On Dec. 12, nearly 200 nations approved the "Paris Agreement." The 32-page document spells out humanity's new, official plan to confront the crisis of climate change. The accord was negotiated in a secure facility miles away in the Paris suburb of Le Bourget. Public demonstrations across France were banned under the "state of emergency" imposed after the Nov. 13 terrorist attacks in Paris that killed 130 people. Activists defied the ban, saying that same phrase, "state of emergency," that describes the planet's climate. Protests, at times violently repressed by police, occurred throughout the two-week United Nations summit, as people from around the world demanded a fair, ambitious and binding climate treaty to avert the worst consequences of global warming.
"What I see is an agreement with no timetables, no targets, with vague, wild aspirations," British journalist George Monbiot told me two days after the talks ended. "I see a lot of back-slapping, a lot of self-congratulation, and I see very little in terms of the actual substance that is required to avert climate breakdown."
################
Written task A → According to the passage on the Paris Agreement, where was the accord negotiated?
Written task B → Pick up the account of the Paris climate talks after its final sentence and keep writing.

Material shown →
################
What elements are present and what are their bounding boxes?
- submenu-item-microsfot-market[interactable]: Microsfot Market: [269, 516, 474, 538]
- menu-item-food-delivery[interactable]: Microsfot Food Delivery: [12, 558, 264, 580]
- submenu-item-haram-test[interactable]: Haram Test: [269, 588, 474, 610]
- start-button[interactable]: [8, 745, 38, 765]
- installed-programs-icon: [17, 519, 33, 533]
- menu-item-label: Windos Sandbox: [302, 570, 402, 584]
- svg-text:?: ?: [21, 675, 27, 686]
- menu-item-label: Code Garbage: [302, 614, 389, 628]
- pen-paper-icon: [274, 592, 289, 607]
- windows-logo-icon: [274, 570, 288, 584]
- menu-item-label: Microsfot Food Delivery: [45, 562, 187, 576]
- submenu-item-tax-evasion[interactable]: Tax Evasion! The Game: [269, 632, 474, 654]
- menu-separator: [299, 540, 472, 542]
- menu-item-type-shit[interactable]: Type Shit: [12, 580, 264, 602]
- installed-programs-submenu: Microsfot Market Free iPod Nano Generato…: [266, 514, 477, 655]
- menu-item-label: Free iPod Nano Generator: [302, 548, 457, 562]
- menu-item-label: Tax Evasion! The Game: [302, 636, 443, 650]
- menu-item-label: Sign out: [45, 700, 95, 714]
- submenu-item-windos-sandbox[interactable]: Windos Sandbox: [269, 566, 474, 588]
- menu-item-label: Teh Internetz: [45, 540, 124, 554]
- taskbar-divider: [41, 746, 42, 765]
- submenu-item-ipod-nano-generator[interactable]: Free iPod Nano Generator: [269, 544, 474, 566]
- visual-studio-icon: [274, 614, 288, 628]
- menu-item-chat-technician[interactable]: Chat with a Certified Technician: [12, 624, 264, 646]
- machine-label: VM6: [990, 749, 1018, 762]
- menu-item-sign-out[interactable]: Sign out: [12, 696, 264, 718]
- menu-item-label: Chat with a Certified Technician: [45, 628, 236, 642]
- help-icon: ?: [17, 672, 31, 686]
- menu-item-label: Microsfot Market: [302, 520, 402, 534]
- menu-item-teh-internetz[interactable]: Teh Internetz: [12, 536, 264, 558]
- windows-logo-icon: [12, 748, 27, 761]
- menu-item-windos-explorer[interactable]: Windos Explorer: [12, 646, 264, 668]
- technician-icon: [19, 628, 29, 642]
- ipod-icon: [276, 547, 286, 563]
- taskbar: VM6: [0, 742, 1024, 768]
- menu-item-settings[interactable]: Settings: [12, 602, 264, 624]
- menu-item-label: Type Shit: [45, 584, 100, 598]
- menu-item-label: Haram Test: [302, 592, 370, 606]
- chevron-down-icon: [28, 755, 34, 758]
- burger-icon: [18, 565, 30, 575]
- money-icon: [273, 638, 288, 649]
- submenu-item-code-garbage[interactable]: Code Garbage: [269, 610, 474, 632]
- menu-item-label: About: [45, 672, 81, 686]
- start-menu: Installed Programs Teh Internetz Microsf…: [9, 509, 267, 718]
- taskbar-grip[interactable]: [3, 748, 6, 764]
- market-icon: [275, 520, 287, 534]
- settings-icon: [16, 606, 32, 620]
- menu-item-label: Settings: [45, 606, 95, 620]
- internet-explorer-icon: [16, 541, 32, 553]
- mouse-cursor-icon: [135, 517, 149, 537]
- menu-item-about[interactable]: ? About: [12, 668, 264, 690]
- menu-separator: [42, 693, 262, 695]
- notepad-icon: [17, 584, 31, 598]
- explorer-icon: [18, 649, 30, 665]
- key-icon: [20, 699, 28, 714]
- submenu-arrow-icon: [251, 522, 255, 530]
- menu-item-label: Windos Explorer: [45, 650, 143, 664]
################
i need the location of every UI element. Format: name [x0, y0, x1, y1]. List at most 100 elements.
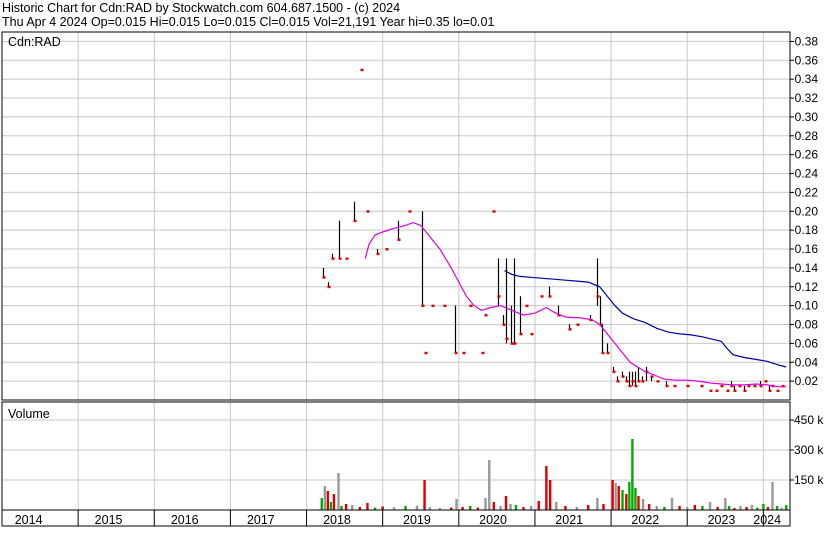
################
Task answer A → In a secure facility in the Paris suburb of Le Bourget.

Task answer B →
Monbiot's position contrasts with many in the environmental movement, who see the negotiation results as a positive development. "Just about every country in the world made a commitment to either cut their own carbon or to peak the growth in their emissions," Michael Brune, the executive director of the Sierra Club, countered. "There was also an explicit acknowledgment that what was committed to is not nearly enough, and so there was a process that was established to take stock of the progress that's being made and then to commit to continuous reductions in the years ahead."
The conference opened with the largest gathering of heads of state in history. Dr. Hoesung Lee, chair of Intergovernmental Panel on Climate Change (IPCC), a group of almost 2,000 scientists that publishes the world's scientific consensus on climate change, addressed the leaders, saying: "The climate is already changing, and we know it's due to human activity. If we carry on like this, we risk increasingly severe and irreversible impacts: rising seas, increasingly severe droughts and floods, food and water shortages, increased immigration from climate refugees, to name just a few." Just about everywhere on the planet, climate science is accepted as fact. It is only in the United States, the largest polluter in world history and home to some of the wealthiest and most politically influential fossil-fuel corporations, that climate-science deniers are given credence.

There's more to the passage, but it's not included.